DATA FOR THIS TASK:

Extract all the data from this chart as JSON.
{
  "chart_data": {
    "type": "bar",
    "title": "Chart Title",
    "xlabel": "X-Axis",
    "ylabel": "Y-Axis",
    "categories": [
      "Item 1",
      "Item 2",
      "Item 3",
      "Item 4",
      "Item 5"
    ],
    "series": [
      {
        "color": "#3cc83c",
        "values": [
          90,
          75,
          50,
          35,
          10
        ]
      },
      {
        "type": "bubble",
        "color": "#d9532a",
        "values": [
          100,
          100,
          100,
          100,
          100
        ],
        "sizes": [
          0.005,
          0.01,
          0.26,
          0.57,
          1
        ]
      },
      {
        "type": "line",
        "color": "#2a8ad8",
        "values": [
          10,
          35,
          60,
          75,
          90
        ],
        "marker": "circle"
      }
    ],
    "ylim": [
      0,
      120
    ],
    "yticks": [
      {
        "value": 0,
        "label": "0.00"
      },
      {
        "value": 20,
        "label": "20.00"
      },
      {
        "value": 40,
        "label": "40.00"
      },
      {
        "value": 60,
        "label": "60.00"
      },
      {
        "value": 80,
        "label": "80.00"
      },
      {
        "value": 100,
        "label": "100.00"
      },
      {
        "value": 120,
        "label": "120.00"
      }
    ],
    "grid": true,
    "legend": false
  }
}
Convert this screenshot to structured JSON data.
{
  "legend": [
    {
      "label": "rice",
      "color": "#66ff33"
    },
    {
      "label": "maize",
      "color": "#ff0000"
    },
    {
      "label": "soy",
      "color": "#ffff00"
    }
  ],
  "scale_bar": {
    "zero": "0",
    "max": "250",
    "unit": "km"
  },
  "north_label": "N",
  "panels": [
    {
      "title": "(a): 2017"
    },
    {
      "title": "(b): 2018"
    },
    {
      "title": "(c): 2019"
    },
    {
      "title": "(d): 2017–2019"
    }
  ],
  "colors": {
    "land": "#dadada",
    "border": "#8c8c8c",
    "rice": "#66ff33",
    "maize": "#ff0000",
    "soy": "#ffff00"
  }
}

WHAT THIS TASK INVOLVES:
Copy out the lines from the line containing "Convert this screenshot" to the end of the listing above, without alteration.

ANSWER TO THE EXERCISE:
Convert this screenshot to structured JSON data.
{
  "legend": [
    {
      "label": "rice",
      "color": "#66ff33"
    },
    {
      "label": "maize",
      "color": "#ff0000"
    },
    {
      "label": "soy",
      "color": "#ffff00"
    }
  ],
  "scale_bar": {
    "zero": "0",
    "max": "250",
    "unit": "km"
  },
  "north_label": "N",
  "panels": [
    {
      "title": "(a): 2017"
    },
    {
      "title": "(b): 2018"
    },
    {
      "title": "(c): 2019"
    },
    {
      "title": "(d): 2017–2019"
    }
  ],
  "colors": {
    "land": "#dadada",
    "border": "#8c8c8c",
    "rice": "#66ff33",
    "maize": "#ff0000",
    "soy": "#ffff00"
  }
}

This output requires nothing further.